__Required task__. Report the count of lines that carry the string "content", and add nothing.

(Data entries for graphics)
**********

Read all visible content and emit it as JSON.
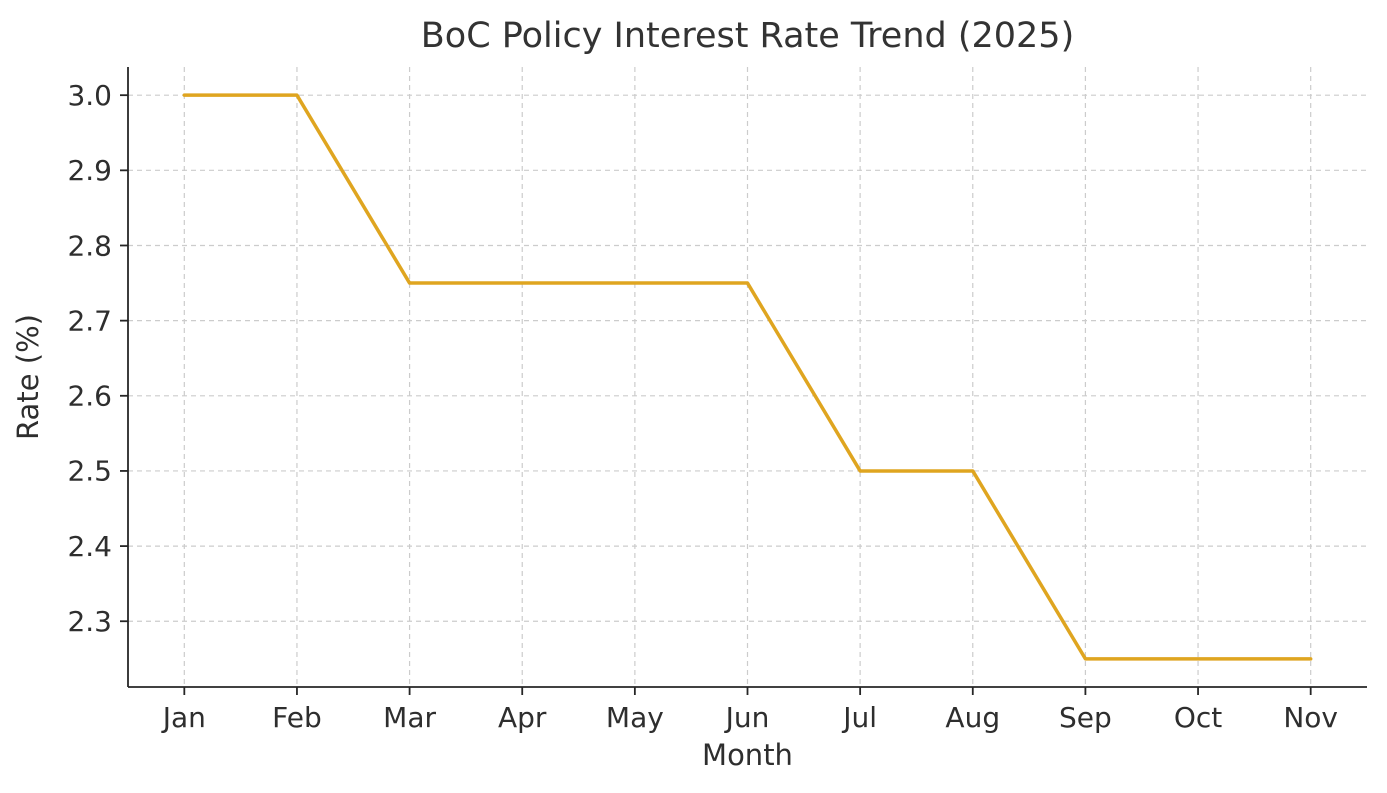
{
  "chart_data": {
    "type": "line",
    "title": "BoC Policy Interest Rate Trend (2025)",
    "xlabel": "Month",
    "ylabel": "Rate (%)",
    "categories": [
      "Jan",
      "Feb",
      "Mar",
      "Apr",
      "May",
      "Jun",
      "Jul",
      "Aug",
      "Sep",
      "Oct",
      "Nov"
    ],
    "values": [
      3.0,
      3.0,
      2.75,
      2.75,
      2.75,
      2.75,
      2.5,
      2.5,
      2.25,
      2.25,
      2.25
    ],
    "series_name": "BoC policy interest rate",
    "ylim": [
      2.2125,
      3.0375
    ],
    "yticks": [
      2.3,
      2.4,
      2.5,
      2.6,
      2.7,
      2.8,
      2.9,
      3.0
    ],
    "ytick_labels": [
      "2.3",
      "2.4",
      "2.5",
      "2.6",
      "2.7",
      "2.8",
      "2.9",
      "3.0"
    ],
    "grid": "dashed",
    "legend_position": "none",
    "line_color": "#DFA520",
    "grid_color": "#cccccc",
    "axis_color": "#262626",
    "text_color": "#2e2e2e"
  }
}
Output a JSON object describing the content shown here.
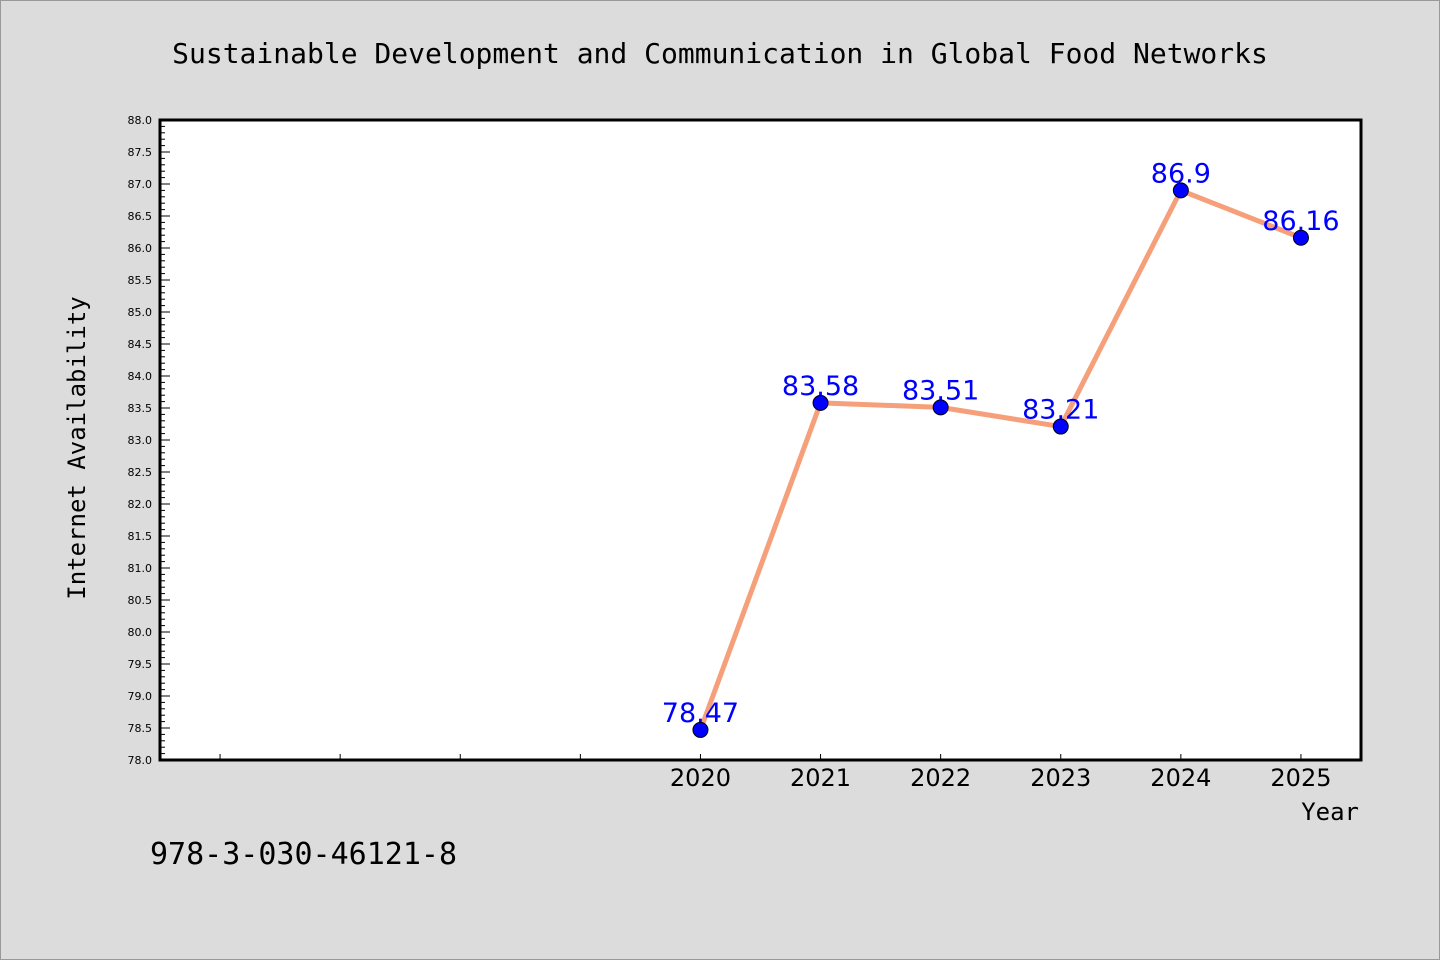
{
  "chart_data": {
    "type": "line",
    "title": "Sustainable Development and Communication in Global Food Networks",
    "xlabel": "Year",
    "ylabel": "Internet Availability",
    "footnote": "978-3-030-46121-8",
    "x": [
      2020,
      2021,
      2022,
      2023,
      2024,
      2025
    ],
    "x_tick_labels": [
      "2020",
      "2021",
      "2022",
      "2023",
      "2024",
      "2025"
    ],
    "xlim": [
      2015.5,
      2025.5
    ],
    "ylim": [
      78.0,
      88.0
    ],
    "y_ticks": [
      "78.0",
      "78.5",
      "79.0",
      "79.5",
      "80.0",
      "80.5",
      "81.0",
      "81.5",
      "82.0",
      "82.5",
      "83.0",
      "83.5",
      "84.0",
      "84.5",
      "85.0",
      "85.5",
      "86.0",
      "86.5",
      "87.0",
      "87.5",
      "88.0"
    ],
    "grid": false,
    "series": [
      {
        "values": [
          78.47,
          83.58,
          83.51,
          83.21,
          86.9,
          86.16
        ],
        "labels": [
          "78.47",
          "83.58",
          "83.51",
          "83.21",
          "86.9",
          "86.16"
        ],
        "line_color": "#f5a07a",
        "marker_color": "#0000ff",
        "label_color": "#0000ff"
      }
    ]
  }
}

**********

__Task answer__. 2